**Short problem:** Copy each line holding the string "大宝SOD蜜".

(Saved entries)
## begin
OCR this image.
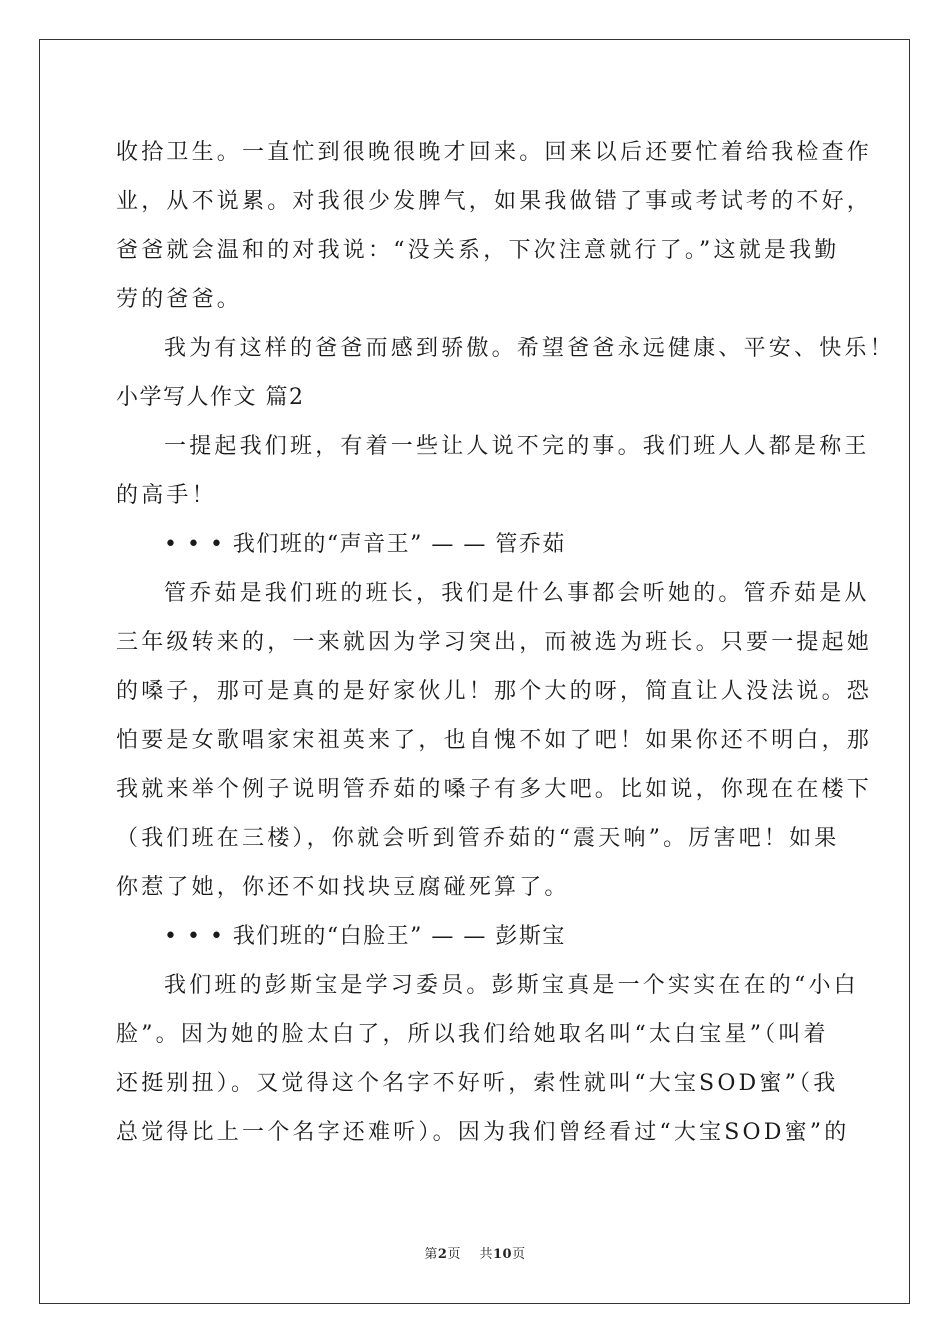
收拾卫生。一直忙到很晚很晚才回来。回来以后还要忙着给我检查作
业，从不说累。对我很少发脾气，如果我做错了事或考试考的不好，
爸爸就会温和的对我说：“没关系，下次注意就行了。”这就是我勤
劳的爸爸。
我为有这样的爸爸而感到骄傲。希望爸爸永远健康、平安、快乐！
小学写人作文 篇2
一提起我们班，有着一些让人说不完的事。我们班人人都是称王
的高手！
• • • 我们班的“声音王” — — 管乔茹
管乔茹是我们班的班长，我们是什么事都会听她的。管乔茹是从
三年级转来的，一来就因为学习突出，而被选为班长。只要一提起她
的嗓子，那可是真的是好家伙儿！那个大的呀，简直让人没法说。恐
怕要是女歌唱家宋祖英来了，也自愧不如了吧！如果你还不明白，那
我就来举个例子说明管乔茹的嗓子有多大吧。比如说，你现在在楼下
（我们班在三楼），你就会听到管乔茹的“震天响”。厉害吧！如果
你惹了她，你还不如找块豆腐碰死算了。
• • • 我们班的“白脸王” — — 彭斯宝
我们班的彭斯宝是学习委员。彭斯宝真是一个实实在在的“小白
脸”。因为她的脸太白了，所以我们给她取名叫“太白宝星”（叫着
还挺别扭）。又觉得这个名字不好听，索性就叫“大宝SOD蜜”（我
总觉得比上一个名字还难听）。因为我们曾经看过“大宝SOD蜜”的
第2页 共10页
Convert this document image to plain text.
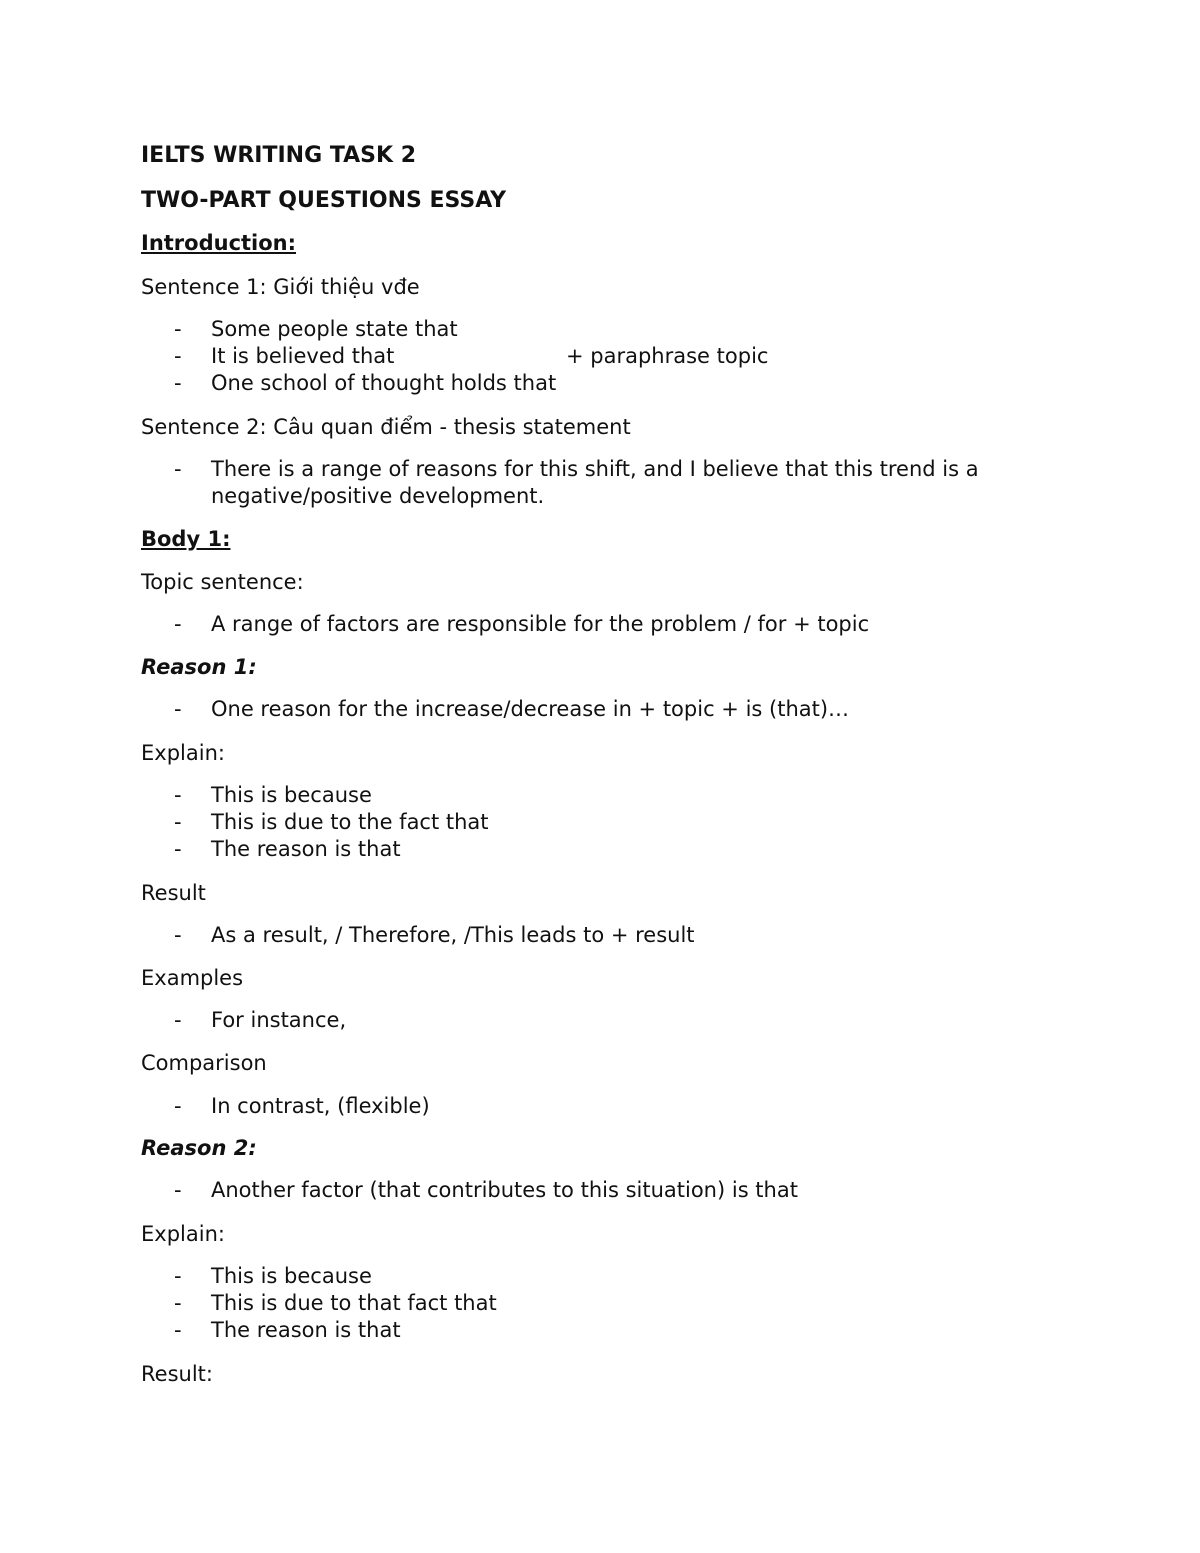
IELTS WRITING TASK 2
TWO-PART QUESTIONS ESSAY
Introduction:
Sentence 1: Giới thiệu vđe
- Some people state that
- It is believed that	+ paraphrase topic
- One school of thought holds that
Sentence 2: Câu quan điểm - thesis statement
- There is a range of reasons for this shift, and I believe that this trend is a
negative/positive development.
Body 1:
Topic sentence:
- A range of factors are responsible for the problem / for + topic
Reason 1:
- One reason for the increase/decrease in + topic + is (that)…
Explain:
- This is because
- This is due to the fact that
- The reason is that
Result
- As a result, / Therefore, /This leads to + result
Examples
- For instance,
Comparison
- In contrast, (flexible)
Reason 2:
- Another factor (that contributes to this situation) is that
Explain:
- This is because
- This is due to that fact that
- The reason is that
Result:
## end
## begin
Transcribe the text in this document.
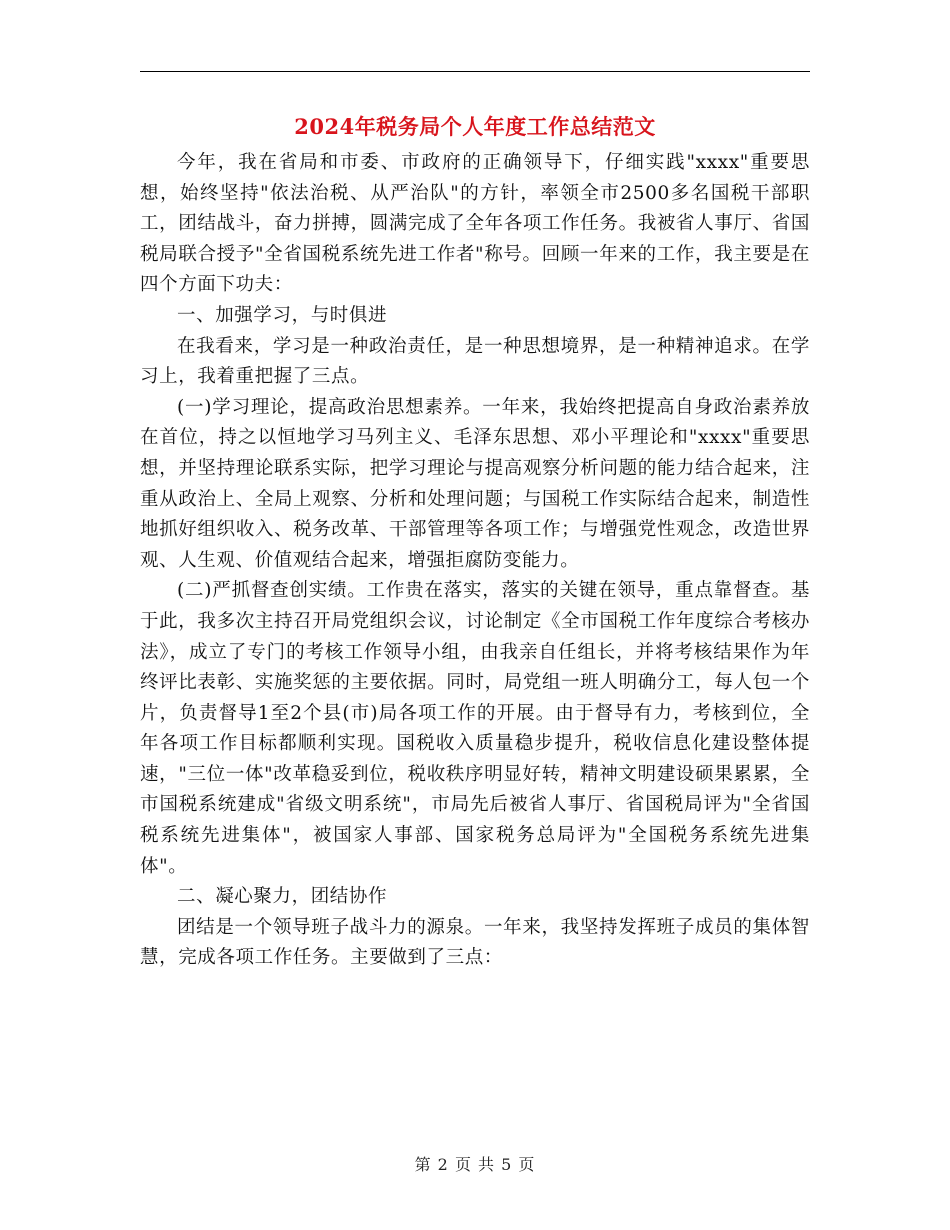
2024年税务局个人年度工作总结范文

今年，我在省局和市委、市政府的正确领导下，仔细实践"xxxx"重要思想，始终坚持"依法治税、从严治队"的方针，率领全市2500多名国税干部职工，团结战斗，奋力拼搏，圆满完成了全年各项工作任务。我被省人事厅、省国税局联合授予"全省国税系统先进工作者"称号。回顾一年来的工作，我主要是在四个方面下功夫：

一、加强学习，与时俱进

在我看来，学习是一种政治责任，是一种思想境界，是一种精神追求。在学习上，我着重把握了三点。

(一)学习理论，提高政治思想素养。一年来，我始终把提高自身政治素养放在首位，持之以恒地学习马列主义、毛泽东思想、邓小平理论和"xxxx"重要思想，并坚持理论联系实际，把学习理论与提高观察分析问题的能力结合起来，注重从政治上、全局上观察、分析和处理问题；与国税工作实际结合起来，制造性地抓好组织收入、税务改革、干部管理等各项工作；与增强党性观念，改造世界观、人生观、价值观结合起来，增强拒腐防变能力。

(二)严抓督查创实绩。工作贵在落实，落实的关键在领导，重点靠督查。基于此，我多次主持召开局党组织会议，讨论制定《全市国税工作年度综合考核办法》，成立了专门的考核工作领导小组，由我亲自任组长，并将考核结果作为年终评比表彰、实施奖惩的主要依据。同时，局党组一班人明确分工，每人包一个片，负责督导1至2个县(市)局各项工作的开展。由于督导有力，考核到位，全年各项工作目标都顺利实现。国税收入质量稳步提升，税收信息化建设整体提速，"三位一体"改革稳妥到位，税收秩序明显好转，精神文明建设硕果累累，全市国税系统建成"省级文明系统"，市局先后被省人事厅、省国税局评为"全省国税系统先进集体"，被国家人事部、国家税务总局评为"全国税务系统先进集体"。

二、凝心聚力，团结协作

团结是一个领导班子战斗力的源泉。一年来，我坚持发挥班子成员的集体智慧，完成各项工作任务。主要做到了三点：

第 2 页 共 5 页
## end
**Written answer:**
还挺别扭）。又觉得这个名字不好听，索性就叫“大宝SOD蜜”（我
总觉得比上一个名字还难听）。因为我们曾经看过“大宝SOD蜜”的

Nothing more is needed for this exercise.